■ **Do this**:
Type out the complete listing below word for word, without its pictures.

┌─ Data entries

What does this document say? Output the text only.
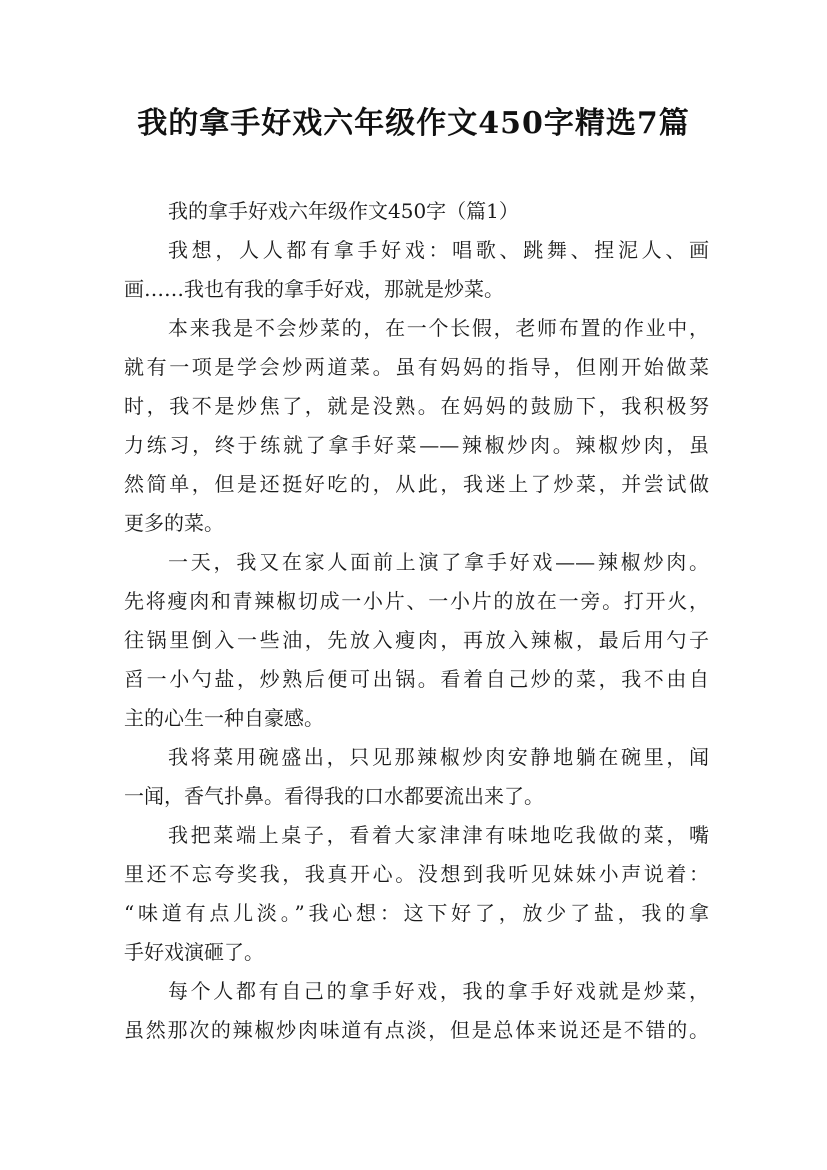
我的拿手好戏六年级作文450字精选7篇
我的拿手好戏六年级作文450字（篇1）
我想，人人都有拿手好戏：唱歌、跳舞、捏泥人、画
画……我也有我的拿手好戏，那就是炒菜。
本来我是不会炒菜的，在一个长假，老师布置的作业中，
就有一项是学会炒两道菜。虽有妈妈的指导，但刚开始做菜
时，我不是炒焦了，就是没熟。在妈妈的鼓励下，我积极努
力练习，终于练就了拿手好菜——辣椒炒肉。辣椒炒肉，虽
然简单，但是还挺好吃的，从此，我迷上了炒菜，并尝试做
更多的菜。
一天，我又在家人面前上演了拿手好戏——辣椒炒肉。
先将瘦肉和青辣椒切成一小片、一小片的放在一旁。打开火，
往锅里倒入一些油，先放入瘦肉，再放入辣椒，最后用勺子
舀一小勺盐，炒熟后便可出锅。看着自己炒的菜，我不由自
主的心生一种自豪感。
我将菜用碗盛出，只见那辣椒炒肉安静地躺在碗里，闻
一闻，香气扑鼻。看得我的口水都要流出来了。
我把菜端上桌子，看着大家津津有味地吃我做的菜，嘴
里还不忘夸奖我，我真开心。没想到我听见妹妹小声说着：
“味道有点儿淡。”我心想：这下好了，放少了盐，我的拿
手好戏演砸了。
每个人都有自己的拿手好戏，我的拿手好戏就是炒菜，
虽然那次的辣椒炒肉味道有点淡，但是总体来说还是不错的。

└─

■ **Response to the task**:
What does this document say? Output the text only.
我的拿手好戏六年级作文450字精选7篇
我的拿手好戏六年级作文450字（篇1）
我想，人人都有拿手好戏：唱歌、跳舞、捏泥人、画
画……我也有我的拿手好戏，那就是炒菜。
本来我是不会炒菜的，在一个长假，老师布置的作业中，
就有一项是学会炒两道菜。虽有妈妈的指导，但刚开始做菜
时，我不是炒焦了，就是没熟。在妈妈的鼓励下，我积极努
力练习，终于练就了拿手好菜——辣椒炒肉。辣椒炒肉，虽
然简单，但是还挺好吃的，从此，我迷上了炒菜，并尝试做
更多的菜。
一天，我又在家人面前上演了拿手好戏——辣椒炒肉。
先将瘦肉和青辣椒切成一小片、一小片的放在一旁。打开火，
往锅里倒入一些油，先放入瘦肉，再放入辣椒，最后用勺子
舀一小勺盐，炒熟后便可出锅。看着自己炒的菜，我不由自
主的心生一种自豪感。
我将菜用碗盛出，只见那辣椒炒肉安静地躺在碗里，闻
一闻，香气扑鼻。看得我的口水都要流出来了。
我把菜端上桌子，看着大家津津有味地吃我做的菜，嘴
里还不忘夸奖我，我真开心。没想到我听见妹妹小声说着：
“味道有点儿淡。”我心想：这下好了，放少了盐，我的拿
手好戏演砸了。
每个人都有自己的拿手好戏，我的拿手好戏就是炒菜，
虽然那次的辣椒炒肉味道有点淡，但是总体来说还是不错的。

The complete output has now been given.